• _Given problem_
Transcribe verbatim every line from the line containing "Read this page and output its text content." to the end of the entries, including both endpoints. Output nothing beyond those lines.

↓

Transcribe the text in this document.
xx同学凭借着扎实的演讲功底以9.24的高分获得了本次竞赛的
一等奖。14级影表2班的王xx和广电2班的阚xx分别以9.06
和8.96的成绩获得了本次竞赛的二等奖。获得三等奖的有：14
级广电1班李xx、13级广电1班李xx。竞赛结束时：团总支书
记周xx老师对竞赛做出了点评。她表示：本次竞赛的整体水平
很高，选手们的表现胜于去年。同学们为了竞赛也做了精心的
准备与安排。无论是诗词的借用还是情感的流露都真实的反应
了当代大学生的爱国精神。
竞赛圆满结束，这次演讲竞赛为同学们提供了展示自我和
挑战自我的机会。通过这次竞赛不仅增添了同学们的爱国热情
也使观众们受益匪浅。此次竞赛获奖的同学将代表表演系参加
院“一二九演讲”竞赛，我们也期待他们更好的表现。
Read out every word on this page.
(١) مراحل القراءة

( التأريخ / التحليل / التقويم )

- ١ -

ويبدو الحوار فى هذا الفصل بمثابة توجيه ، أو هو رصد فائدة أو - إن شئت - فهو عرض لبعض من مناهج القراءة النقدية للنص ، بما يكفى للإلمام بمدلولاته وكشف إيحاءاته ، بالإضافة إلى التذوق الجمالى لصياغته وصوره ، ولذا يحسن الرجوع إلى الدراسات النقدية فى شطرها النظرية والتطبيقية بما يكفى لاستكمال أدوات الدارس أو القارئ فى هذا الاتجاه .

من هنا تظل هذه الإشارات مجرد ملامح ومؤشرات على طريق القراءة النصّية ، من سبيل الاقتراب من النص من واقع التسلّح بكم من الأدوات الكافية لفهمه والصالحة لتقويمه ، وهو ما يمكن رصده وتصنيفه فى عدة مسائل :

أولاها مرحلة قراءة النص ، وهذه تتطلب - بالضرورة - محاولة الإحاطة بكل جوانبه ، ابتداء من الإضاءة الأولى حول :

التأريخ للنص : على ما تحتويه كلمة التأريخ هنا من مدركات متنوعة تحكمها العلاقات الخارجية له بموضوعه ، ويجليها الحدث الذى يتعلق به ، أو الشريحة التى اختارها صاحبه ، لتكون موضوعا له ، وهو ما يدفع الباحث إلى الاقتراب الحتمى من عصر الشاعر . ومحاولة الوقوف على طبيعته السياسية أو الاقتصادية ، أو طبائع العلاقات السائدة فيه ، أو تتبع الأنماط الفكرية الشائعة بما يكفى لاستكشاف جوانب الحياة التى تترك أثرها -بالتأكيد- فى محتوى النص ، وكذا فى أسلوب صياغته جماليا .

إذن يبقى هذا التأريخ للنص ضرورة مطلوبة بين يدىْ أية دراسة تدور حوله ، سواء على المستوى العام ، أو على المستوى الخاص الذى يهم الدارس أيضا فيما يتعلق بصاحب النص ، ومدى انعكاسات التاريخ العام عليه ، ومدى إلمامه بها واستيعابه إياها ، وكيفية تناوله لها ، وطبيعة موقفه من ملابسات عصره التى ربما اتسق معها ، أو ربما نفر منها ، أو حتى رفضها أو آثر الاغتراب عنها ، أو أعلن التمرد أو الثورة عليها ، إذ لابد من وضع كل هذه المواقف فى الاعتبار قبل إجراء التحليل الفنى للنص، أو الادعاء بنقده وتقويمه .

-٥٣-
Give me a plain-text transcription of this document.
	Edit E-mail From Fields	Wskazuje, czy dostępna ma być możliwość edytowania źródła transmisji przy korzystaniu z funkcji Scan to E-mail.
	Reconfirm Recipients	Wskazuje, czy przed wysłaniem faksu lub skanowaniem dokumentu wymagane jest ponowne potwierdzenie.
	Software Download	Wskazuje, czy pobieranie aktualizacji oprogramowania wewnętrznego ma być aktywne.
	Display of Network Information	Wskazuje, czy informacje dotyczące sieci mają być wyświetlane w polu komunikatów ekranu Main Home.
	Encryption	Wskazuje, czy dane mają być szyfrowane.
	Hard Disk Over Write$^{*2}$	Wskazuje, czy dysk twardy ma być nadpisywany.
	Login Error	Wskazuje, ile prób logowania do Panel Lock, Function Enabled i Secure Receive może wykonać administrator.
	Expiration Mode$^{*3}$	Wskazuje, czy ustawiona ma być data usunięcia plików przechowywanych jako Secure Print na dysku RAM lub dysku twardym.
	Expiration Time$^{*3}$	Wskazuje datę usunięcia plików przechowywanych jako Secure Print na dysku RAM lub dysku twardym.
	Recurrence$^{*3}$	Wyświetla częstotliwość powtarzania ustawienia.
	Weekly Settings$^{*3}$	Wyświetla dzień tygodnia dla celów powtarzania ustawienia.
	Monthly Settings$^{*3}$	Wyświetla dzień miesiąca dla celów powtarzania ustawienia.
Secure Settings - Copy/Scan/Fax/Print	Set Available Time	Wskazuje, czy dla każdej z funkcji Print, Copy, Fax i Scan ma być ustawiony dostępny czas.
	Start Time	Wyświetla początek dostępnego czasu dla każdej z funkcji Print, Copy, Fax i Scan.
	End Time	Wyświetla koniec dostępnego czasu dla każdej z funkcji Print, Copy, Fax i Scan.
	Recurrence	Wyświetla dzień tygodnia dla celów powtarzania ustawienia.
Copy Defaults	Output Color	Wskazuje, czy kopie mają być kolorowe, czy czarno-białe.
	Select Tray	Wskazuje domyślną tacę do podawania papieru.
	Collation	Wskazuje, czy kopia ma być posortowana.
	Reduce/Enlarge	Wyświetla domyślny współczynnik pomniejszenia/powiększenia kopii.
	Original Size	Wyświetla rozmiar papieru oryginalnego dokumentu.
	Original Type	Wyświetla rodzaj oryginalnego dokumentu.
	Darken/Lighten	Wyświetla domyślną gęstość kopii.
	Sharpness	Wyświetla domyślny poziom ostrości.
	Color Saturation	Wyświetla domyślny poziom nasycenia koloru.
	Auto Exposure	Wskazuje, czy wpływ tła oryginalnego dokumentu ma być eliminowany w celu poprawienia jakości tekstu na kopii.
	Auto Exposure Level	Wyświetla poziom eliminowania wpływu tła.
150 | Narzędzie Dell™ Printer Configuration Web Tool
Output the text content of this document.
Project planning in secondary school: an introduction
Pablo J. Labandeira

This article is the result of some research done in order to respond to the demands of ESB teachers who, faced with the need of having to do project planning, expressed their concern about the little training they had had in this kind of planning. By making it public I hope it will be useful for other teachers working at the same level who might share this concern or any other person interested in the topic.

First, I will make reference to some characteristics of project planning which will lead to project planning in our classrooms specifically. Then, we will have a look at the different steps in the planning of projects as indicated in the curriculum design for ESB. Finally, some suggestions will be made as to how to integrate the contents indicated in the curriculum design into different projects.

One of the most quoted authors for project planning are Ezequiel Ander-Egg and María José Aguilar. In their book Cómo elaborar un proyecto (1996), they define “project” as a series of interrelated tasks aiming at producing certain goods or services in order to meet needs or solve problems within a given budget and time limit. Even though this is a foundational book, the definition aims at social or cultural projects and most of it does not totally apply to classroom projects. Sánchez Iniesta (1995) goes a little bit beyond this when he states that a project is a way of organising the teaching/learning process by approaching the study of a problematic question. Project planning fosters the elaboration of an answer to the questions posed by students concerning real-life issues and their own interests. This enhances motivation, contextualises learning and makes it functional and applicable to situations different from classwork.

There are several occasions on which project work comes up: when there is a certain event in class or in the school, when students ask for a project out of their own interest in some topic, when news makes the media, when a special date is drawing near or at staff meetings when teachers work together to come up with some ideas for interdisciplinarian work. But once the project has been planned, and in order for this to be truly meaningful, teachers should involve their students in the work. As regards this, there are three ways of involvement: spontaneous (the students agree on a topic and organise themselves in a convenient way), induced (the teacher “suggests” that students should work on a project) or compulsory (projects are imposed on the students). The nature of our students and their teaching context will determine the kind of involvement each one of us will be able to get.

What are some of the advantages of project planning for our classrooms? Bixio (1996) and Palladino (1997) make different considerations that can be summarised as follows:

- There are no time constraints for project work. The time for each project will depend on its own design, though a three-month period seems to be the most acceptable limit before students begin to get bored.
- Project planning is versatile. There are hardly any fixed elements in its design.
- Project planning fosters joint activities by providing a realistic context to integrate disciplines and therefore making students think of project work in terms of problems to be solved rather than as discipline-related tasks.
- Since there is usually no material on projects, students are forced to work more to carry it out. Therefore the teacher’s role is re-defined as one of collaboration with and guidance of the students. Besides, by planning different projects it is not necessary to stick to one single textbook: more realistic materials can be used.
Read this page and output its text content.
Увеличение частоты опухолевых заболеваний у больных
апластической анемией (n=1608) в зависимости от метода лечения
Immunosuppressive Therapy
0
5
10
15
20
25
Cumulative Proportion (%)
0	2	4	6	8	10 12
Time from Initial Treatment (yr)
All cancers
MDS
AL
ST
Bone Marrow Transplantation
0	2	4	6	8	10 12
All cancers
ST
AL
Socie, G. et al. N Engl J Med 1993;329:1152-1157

↑

• _Result for this exercise_
Read this page and output its text content.
Увеличение частоты опухолевых заболеваний у больных
апластической анемией (n=1608) в зависимости от метода лечения
Immunosuppressive Therapy
0
5
10
15
20
25
Cumulative Proportion (%)
0	2	4	6	8	10 12
Time from Initial Treatment (yr)
All cancers
MDS
AL
ST
Bone Marrow Transplantation
0	2	4	6	8	10 12
All cancers
ST
AL
Socie, G. et al. N Engl J Med 1993;329:1152-1157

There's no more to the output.